====== Available records ======

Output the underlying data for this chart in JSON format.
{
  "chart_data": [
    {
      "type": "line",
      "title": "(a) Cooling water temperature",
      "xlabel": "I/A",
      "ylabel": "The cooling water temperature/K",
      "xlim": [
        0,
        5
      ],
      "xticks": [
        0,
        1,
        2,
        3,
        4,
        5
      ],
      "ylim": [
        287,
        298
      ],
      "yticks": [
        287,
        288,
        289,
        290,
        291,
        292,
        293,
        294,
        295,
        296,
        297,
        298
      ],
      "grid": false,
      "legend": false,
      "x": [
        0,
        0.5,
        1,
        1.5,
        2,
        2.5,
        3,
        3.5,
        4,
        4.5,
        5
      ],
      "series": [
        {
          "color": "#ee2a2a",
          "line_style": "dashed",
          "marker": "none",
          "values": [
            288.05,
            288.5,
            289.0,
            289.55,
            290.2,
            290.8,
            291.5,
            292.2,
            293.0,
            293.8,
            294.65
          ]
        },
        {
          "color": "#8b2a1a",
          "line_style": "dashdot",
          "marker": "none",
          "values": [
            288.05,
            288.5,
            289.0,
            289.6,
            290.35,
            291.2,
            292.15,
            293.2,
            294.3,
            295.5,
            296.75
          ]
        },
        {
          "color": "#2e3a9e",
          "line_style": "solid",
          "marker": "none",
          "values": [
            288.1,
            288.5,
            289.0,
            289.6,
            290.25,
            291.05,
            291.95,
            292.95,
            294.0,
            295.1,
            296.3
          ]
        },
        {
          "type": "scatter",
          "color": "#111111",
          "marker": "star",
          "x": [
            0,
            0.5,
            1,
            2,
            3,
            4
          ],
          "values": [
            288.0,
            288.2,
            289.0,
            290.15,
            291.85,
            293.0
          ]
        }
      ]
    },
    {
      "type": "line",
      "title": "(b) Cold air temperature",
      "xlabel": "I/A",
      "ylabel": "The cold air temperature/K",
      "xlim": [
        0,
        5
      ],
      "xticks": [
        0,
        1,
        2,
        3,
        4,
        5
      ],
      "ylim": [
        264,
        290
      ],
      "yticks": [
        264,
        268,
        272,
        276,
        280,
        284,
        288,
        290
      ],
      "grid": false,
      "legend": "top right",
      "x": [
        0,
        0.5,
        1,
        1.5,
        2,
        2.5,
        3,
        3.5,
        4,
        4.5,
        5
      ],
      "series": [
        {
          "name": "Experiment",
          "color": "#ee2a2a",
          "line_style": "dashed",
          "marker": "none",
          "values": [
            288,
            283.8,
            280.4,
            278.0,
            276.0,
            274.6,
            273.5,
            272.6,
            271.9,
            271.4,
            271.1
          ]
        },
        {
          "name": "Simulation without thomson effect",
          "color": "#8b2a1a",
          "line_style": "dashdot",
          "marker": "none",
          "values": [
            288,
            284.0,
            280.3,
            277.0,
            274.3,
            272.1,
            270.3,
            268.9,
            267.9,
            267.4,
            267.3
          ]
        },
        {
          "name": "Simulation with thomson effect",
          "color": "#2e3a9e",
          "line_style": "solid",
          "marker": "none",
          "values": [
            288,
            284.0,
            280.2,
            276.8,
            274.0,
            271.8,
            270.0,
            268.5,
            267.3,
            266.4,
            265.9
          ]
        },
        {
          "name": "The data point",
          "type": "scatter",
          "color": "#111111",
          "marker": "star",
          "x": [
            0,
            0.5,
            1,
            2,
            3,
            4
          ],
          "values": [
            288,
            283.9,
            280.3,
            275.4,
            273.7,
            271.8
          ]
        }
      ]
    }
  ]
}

======

> **Task directions**
Copy down the material exactly as written.

> **Complete output**
Output the underlying data for this chart in JSON format.
{
  "chart_data": [
    {
      "type": "line",
      "title": "(a) Cooling water temperature",
      "xlabel": "I/A",
      "ylabel": "The cooling water temperature/K",
      "xlim": [
        0,
        5
      ],
      "xticks": [
        0,
        1,
        2,
        3,
        4,
        5
      ],
      "ylim": [
        287,
        298
      ],
      "yticks": [
        287,
        288,
        289,
        290,
        291,
        292,
        293,
        294,
        295,
        296,
        297,
        298
      ],
      "grid": false,
      "legend": false,
      "x": [
        0,
        0.5,
        1,
        1.5,
        2,
        2.5,
        3,
        3.5,
        4,
        4.5,
        5
      ],
      "series": [
        {
          "color": "#ee2a2a",
          "line_style": "dashed",
          "marker": "none",
          "values": [
            288.05,
            288.5,
            289.0,
            289.55,
            290.2,
            290.8,
            291.5,
            292.2,
            293.0,
            293.8,
            294.65
          ]
        },
        {
          "color": "#8b2a1a",
          "line_style": "dashdot",
          "marker": "none",
          "values": [
            288.05,
            288.5,
            289.0,
            289.6,
            290.35,
            291.2,
            292.15,
            293.2,
            294.3,
            295.5,
            296.75
          ]
        },
        {
          "color": "#2e3a9e",
          "line_style": "solid",
          "marker": "none",
          "values": [
            288.1,
            288.5,
            289.0,
            289.6,
            290.25,
            291.05,
            291.95,
            292.95,
            294.0,
            295.1,
            296.3
          ]
        },
        {
          "type": "scatter",
          "color": "#111111",
          "marker": "star",
          "x": [
            0,
            0.5,
            1,
            2,
            3,
            4
          ],
          "values": [
            288.0,
            288.2,
            289.0,
            290.15,
            291.85,
            293.0
          ]
        }
      ]
    },
    {
      "type": "line",
      "title": "(b) Cold air temperature",
      "xlabel": "I/A",
      "ylabel": "The cold air temperature/K",
      "xlim": [
        0,
        5
      ],
      "xticks": [
        0,
        1,
        2,
        3,
        4,
        5
      ],
      "ylim": [
        264,
        290
      ],
      "yticks": [
        264,
        268,
        272,
        276,
        280,
        284,
        288,
        290
      ],
      "grid": false,
      "legend": "top right",
      "x": [
        0,
        0.5,
        1,
        1.5,
        2,
        2.5,
        3,
        3.5,
        4,
        4.5,
        5
      ],
      "series": [
        {
          "name": "Experiment",
          "color": "#ee2a2a",
          "line_style": "dashed",
          "marker": "none",
          "values": [
            288,
            283.8,
            280.4,
            278.0,
            276.0,
            274.6,
            273.5,
            272.6,
            271.9,
            271.4,
            271.1
          ]
        },
        {
          "name": "Simulation without thomson effect",
          "color": "#8b2a1a",
          "line_style": "dashdot",
          "marker": "none",
          "values": [
            288,
            284.0,
            280.3,
            277.0,
            274.3,
            272.1,
            270.3,
            268.9,
            267.9,
            267.4,
            267.3
          ]
        },
        {
          "name": "Simulation with thomson effect",
          "color": "#2e3a9e",
          "line_style": "solid",
          "marker": "none",
          "values": [
            288,
            284.0,
            280.2,
            276.8,
            274.0,
            271.8,
            270.0,
            268.5,
            267.3,
            266.4,
            265.9
          ]
        },
        {
          "name": "The data point",
          "type": "scatter",
          "color": "#111111",
          "marker": "star",
          "x": [
            0,
            0.5,
            1,
            2,
            3,
            4
          ],
          "values": [
            288,
            283.9,
            280.3,
            275.4,
            273.7,
            271.8
          ]
        }
      ]
    }
  ]
}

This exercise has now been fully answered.